- EXERCISE OBJECTIVE
Report each line of the data that has "alwi" somewhere in it.

## BEGIN THE RECORDS

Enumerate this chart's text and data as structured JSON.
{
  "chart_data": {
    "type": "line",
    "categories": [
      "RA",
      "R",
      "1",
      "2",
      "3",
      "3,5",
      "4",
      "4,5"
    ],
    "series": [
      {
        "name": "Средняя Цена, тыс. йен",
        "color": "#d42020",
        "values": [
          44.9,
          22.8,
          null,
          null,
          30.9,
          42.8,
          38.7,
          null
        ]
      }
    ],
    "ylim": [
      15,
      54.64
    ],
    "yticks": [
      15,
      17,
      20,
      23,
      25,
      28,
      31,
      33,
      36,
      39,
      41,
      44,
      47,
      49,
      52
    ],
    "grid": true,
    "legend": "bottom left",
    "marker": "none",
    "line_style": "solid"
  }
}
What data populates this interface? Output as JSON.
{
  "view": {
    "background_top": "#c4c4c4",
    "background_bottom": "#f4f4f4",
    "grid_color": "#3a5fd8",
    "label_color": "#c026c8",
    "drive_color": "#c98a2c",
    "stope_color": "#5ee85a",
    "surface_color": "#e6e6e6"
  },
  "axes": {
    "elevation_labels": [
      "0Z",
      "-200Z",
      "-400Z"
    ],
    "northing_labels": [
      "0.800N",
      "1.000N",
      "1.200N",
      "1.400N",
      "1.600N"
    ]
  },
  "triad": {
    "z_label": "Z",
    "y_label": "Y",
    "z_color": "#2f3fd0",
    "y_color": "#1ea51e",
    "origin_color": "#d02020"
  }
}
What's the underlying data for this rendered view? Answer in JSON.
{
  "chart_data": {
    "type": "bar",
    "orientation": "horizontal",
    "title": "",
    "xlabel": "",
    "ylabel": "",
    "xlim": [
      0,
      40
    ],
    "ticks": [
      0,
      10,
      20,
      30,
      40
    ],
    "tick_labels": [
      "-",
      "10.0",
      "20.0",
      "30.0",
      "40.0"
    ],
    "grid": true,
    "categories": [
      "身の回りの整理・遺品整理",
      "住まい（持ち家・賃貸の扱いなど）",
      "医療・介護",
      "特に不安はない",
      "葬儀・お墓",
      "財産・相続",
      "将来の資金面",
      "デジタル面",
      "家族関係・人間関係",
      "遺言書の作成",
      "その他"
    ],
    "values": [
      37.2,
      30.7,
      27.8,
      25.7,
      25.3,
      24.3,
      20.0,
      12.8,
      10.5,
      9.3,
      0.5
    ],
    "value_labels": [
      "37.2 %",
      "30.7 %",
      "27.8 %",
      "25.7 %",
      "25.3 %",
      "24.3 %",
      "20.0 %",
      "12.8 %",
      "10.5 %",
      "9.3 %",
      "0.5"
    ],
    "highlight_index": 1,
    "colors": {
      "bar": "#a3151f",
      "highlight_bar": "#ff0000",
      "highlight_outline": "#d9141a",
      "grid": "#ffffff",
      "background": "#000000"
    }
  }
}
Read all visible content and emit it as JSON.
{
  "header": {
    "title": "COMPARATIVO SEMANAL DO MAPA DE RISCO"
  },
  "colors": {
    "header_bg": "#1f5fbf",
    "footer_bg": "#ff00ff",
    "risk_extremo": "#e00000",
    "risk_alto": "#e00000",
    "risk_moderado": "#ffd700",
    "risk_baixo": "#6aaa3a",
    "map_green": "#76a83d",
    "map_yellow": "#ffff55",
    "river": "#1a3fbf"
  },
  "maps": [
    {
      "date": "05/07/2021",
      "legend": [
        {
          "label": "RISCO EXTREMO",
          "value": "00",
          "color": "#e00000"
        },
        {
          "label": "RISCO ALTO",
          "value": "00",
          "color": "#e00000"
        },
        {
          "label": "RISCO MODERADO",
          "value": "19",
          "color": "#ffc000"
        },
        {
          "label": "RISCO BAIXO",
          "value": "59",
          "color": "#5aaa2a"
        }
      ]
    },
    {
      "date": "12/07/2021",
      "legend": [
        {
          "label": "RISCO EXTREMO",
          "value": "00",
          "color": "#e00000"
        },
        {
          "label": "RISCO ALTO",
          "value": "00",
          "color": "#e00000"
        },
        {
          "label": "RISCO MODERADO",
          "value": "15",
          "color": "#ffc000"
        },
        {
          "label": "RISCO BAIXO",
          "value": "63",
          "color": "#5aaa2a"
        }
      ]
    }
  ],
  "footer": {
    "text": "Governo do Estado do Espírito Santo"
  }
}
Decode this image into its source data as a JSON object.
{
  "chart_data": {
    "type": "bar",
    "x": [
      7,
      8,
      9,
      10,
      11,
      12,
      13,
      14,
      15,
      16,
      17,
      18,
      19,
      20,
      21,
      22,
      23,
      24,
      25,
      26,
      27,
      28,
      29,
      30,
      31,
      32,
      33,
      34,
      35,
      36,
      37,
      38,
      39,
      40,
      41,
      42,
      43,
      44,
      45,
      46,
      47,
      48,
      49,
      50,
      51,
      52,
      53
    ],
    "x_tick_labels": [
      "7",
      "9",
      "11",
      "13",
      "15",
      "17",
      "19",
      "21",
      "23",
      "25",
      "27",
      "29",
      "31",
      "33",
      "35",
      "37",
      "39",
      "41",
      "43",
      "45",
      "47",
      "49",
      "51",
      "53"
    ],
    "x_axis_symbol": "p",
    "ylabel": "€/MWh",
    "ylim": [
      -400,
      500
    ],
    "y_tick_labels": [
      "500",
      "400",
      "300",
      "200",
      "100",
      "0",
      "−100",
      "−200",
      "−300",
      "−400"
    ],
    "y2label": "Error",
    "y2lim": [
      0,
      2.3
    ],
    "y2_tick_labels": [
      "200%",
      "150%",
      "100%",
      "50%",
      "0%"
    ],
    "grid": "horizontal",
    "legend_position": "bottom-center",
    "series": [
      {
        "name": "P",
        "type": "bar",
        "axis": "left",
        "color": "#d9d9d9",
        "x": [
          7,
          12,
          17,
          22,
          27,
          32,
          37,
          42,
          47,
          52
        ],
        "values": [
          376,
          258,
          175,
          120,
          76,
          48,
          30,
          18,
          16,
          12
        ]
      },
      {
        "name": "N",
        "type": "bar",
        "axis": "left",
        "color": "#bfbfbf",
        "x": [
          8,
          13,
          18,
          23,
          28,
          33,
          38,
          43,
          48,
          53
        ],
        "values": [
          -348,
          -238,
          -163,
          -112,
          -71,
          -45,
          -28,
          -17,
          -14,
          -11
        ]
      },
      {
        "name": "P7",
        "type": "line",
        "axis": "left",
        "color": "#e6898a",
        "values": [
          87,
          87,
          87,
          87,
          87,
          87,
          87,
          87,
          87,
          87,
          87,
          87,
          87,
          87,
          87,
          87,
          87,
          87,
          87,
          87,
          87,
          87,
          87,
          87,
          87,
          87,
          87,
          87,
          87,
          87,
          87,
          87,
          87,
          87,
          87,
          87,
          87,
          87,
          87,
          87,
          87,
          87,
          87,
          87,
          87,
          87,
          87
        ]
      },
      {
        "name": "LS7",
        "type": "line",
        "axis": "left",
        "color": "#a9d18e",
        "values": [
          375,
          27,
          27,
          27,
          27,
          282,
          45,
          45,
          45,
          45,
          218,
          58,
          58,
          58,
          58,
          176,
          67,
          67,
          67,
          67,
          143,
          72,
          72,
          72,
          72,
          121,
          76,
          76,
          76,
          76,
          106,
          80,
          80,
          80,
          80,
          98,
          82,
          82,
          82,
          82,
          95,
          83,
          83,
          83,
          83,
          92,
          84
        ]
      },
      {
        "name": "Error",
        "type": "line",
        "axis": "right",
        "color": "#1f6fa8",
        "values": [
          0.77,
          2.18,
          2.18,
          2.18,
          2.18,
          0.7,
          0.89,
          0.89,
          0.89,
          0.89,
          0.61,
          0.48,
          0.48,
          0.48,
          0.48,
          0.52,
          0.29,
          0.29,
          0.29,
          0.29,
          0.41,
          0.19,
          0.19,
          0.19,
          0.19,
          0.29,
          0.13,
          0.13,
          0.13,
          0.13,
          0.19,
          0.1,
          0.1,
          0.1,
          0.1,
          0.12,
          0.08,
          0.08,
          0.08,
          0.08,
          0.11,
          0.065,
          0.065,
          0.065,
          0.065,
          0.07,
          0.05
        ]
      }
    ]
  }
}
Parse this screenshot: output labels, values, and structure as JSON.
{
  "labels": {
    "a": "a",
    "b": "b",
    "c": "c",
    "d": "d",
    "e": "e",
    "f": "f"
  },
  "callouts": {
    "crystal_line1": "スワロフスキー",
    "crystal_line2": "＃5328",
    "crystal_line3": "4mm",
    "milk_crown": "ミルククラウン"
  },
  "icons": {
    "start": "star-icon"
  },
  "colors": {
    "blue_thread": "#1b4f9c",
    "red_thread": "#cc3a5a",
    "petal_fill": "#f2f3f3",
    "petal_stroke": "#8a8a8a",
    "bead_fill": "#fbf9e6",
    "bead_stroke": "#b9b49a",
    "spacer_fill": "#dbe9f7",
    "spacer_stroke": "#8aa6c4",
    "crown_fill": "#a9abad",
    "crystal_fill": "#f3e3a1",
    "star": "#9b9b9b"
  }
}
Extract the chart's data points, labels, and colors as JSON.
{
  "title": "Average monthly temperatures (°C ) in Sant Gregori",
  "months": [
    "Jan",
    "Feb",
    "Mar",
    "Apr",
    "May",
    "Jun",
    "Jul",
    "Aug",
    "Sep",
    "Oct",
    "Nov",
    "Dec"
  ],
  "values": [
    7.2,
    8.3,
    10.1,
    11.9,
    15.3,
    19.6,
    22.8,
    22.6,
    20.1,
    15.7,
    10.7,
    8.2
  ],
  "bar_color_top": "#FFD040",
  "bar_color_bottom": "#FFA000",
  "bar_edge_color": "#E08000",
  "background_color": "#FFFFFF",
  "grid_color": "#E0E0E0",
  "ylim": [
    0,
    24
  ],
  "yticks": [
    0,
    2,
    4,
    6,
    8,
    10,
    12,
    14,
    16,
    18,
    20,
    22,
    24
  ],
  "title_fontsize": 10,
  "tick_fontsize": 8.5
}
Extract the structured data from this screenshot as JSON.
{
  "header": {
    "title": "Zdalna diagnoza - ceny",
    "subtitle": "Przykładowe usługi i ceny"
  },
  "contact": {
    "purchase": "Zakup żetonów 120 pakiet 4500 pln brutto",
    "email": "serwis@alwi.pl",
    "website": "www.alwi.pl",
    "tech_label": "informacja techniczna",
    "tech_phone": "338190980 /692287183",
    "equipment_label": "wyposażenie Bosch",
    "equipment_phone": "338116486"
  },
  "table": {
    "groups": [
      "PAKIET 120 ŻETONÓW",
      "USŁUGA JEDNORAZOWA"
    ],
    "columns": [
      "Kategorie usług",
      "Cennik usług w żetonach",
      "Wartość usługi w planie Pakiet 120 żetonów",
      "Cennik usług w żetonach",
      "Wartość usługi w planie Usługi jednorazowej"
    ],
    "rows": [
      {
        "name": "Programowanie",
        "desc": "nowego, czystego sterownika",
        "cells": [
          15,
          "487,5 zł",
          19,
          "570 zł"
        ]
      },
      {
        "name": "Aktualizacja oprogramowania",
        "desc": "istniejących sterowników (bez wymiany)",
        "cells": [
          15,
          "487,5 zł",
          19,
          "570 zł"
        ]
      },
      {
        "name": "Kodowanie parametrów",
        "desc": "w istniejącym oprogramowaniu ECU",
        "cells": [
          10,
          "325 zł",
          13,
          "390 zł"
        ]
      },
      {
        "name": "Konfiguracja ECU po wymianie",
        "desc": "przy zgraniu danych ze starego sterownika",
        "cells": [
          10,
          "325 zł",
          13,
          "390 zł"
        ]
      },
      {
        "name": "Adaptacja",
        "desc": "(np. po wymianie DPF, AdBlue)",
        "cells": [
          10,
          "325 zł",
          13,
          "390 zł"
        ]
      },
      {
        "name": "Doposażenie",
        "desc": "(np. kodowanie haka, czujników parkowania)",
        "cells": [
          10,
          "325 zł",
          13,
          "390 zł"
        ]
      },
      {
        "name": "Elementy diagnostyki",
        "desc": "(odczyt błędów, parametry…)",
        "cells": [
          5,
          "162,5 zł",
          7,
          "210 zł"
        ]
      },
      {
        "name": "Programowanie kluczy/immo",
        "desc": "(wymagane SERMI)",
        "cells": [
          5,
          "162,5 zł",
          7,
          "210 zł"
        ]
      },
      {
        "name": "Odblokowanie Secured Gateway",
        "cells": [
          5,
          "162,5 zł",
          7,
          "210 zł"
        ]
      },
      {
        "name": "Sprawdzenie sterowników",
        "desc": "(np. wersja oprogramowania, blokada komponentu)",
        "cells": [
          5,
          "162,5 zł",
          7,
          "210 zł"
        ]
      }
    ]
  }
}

## END THE RECORDS

- TASK RESPONSE
    "email": "serwis@alwi.pl",
    "website": "www.alwi.pl",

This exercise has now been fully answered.